Exercise =
Take from the listing each line that has the string "color".

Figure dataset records

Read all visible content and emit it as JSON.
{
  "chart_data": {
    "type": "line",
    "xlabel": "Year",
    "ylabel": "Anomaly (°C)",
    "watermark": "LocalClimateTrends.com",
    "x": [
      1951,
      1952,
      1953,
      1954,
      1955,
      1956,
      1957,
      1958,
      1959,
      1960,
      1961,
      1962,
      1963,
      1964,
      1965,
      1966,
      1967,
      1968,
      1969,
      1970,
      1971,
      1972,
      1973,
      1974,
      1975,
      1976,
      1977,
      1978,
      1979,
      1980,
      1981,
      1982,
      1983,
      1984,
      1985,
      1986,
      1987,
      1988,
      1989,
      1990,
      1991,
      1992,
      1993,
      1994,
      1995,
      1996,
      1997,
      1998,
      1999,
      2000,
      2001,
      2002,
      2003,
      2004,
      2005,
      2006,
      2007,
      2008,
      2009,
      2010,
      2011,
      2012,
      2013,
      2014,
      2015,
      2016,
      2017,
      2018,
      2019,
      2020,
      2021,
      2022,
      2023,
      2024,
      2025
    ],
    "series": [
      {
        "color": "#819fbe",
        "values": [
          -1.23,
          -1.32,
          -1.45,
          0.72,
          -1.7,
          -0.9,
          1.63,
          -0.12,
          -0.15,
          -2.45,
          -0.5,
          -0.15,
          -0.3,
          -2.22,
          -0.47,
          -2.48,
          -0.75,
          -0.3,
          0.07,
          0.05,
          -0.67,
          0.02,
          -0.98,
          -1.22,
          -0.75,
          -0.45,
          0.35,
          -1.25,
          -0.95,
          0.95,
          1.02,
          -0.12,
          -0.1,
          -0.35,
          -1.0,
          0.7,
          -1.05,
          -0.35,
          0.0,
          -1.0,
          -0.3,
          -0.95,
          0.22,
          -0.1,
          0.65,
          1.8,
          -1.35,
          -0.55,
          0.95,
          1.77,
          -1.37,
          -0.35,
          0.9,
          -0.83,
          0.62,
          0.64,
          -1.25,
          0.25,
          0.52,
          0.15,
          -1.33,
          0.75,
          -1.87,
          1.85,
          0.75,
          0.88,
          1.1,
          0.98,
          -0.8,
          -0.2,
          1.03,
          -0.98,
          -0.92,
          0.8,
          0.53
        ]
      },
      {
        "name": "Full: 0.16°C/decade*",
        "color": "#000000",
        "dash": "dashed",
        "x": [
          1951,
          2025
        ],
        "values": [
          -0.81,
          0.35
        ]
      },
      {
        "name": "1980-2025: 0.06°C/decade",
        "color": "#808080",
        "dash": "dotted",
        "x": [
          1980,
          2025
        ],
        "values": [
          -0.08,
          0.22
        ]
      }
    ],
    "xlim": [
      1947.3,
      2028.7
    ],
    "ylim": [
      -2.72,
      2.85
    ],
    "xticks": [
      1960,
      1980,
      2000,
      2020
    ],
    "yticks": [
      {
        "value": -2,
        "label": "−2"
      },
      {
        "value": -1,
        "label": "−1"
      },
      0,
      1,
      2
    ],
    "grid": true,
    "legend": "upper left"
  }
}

Task response =
        "color": "#819fbe",
        "color": "#000000",
        "color": "#808080",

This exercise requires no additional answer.